В твоих текстах всегда описан контекст работы, и заметно, что ты уделяешь этому много внимания. Что для тебя значит Екатеринбург? Планируешь проекты в других городах?

Мне очень важен Екатеринбург, но сейчас я учусь работать и в других городах. Чтобы сделать что-то, пространство должно быть для меня в какой-то степени повседневным: это может быть улица, по которой я все время хожу, например. Нужно, чтобы город стал, хотя бы немного, домом. Если я приезжаю в незнакомое место, то у меня не получается придумывать, так что я всегда сначала еду на разведку, а потом что-то делаю. Сейчас я как раз в подобном процессе. Я ездил в Сочи — там я готовлю проект к Олимпиаде, и еще скоро поеду в Норвегию.

В Екатеринбурге — мощное стрит-арт-комьюнити?

Я не одиночка, но у меня узкий круг общения, и я делаю это сознательно. У меня достаточно аскетичный образ жизни. Нельзя сказать, что мой пример стимулирует других создавать что-то новое, это довольно тяжело перетекает в активность новых авторов. Хотя действительно появляются ребята, которые начинают что-то делать. Связей много, но в стрит-арте зачастую все делают какие-то уникальные вещи, очень сложно придумать совместные проекты. При этом все друг друга знают и поддерживают. Я просто не уверен, что все это должно действовать как комьюнити, мне интереснее самостоятельность.

Получаешь фидбек из других стран? Предлагают сделать проекты за рубежом?

СТРОКИ:
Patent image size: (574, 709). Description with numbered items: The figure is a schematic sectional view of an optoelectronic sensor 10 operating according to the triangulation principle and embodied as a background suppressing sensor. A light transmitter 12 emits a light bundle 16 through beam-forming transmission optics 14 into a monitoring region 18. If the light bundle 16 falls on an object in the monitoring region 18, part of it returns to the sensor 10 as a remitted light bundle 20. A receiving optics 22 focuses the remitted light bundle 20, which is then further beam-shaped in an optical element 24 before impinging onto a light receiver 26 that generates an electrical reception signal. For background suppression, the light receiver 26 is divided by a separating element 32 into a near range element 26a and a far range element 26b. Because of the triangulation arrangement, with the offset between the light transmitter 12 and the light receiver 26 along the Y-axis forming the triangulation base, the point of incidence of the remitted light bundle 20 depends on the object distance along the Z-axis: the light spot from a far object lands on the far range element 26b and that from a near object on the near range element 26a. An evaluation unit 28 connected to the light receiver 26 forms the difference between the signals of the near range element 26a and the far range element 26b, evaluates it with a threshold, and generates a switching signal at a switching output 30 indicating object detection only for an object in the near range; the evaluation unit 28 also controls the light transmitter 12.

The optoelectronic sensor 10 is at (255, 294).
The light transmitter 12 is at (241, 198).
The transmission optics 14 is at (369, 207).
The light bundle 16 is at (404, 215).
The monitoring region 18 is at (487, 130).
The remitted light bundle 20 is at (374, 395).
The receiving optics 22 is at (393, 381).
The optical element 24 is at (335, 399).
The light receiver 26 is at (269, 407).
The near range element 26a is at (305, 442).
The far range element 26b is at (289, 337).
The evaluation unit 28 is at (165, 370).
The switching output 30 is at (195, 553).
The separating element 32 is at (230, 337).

...

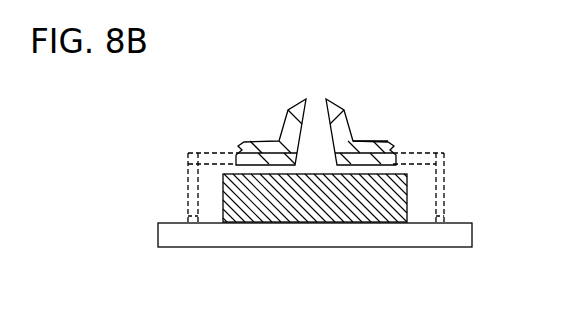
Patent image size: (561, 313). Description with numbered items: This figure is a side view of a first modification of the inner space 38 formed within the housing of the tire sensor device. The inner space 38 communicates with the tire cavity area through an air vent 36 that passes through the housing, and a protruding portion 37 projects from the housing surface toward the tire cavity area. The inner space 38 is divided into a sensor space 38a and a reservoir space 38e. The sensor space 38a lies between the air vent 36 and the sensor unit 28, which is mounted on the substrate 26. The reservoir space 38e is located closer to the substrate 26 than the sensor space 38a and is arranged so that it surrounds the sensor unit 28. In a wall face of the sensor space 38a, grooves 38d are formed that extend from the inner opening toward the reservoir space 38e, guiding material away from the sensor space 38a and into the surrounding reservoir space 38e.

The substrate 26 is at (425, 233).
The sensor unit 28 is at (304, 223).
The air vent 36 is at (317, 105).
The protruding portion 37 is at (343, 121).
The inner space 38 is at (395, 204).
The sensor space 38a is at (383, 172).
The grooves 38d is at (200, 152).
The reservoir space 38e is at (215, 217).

==

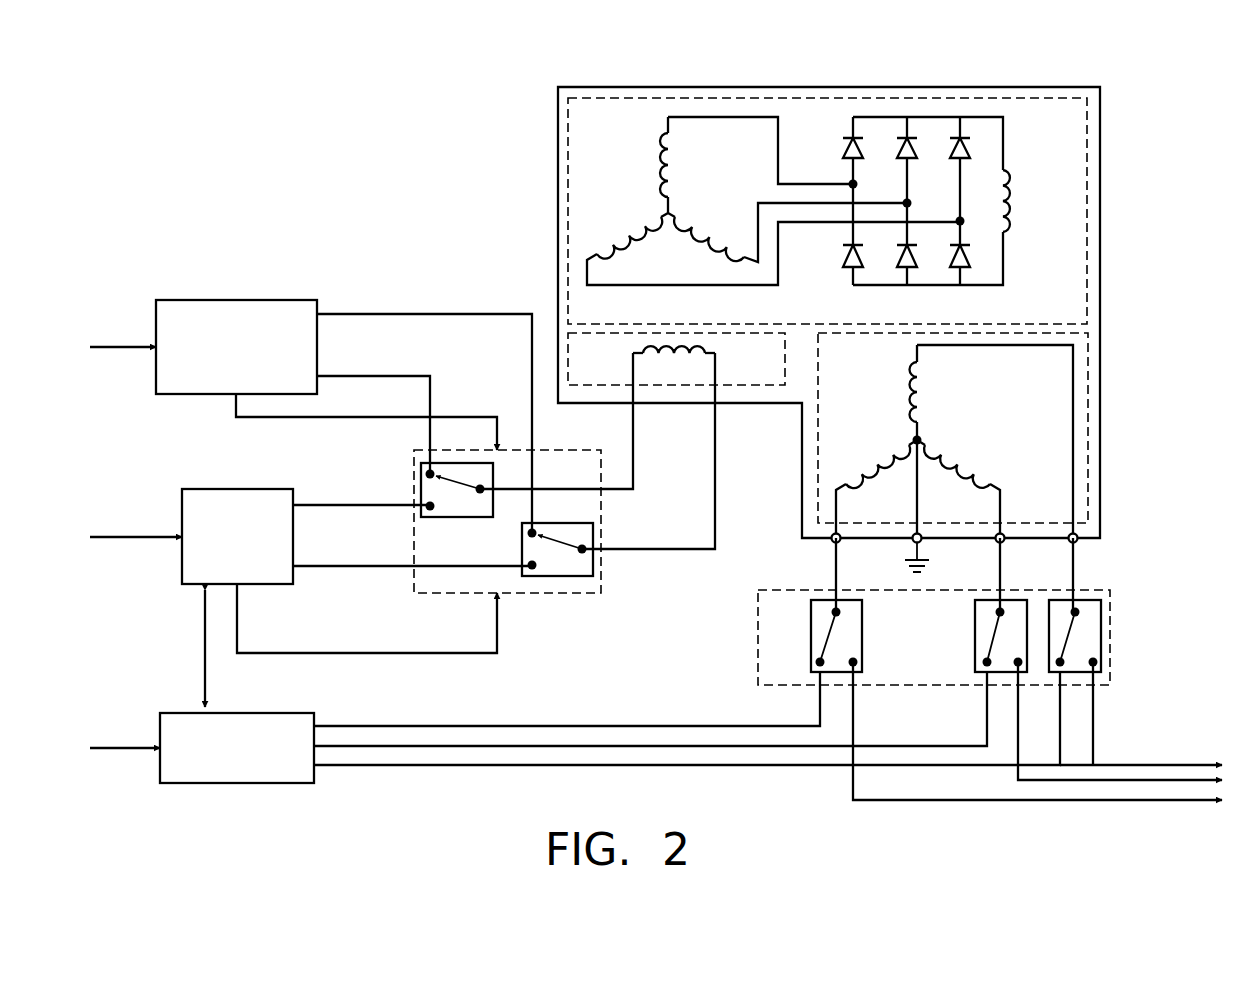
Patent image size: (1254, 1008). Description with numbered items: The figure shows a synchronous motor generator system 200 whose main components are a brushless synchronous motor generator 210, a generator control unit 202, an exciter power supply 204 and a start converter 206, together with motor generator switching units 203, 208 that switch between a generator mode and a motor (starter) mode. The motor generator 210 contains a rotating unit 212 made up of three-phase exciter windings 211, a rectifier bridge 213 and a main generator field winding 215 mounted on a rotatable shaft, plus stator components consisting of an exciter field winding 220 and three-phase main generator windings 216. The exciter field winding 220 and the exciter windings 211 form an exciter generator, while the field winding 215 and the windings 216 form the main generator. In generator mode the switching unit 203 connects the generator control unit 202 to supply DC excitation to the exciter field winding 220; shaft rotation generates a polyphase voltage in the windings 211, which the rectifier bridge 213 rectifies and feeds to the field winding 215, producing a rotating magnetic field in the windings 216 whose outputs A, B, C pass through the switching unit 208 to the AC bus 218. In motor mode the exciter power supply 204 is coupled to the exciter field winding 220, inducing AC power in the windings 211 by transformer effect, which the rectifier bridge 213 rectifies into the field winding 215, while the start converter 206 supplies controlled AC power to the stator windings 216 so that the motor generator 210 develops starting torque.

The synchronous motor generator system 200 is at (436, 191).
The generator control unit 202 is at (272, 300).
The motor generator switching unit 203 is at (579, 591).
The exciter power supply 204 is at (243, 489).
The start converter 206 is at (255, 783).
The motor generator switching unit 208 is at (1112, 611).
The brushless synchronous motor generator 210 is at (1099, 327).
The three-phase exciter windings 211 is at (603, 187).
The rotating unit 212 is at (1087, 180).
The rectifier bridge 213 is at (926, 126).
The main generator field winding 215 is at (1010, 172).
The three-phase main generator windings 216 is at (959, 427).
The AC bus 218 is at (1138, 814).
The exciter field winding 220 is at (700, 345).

ЗАДАНИЕ A: К какому событию, согласно фрагменту источника, готовится проект в Сочи?
ЗАДАНИЕ B: Продолжите интервью о стрит-арте в Екатеринбурге, начав сразу после последней фразы фрагмента источника.

ОТВЕТ A: К Олимпиаде.

ОТВЕТ B:
Да, конечно, мне часто пишут русские и зарубежные журналисты, кураторы-организаторы. Проблема заключается в том, что я никак не могу как следует выучить английский язык, а поскольку я хорошо чувствую русский, то понимаю, что мне нужен более высокий уровень английского, чтобы на нем писать. Меня пригласили делать проект в Норвегии, но пока я не знаю, как он получится. Я постепенно учусь работать за рубежом — возможно, летом сделаю проект в Нью-Йорке. Что касается проблематики произведений, то я думаю, что она универсальна для большинства стран и людей.

Ты ощущаешь свою причастность к современному искусству?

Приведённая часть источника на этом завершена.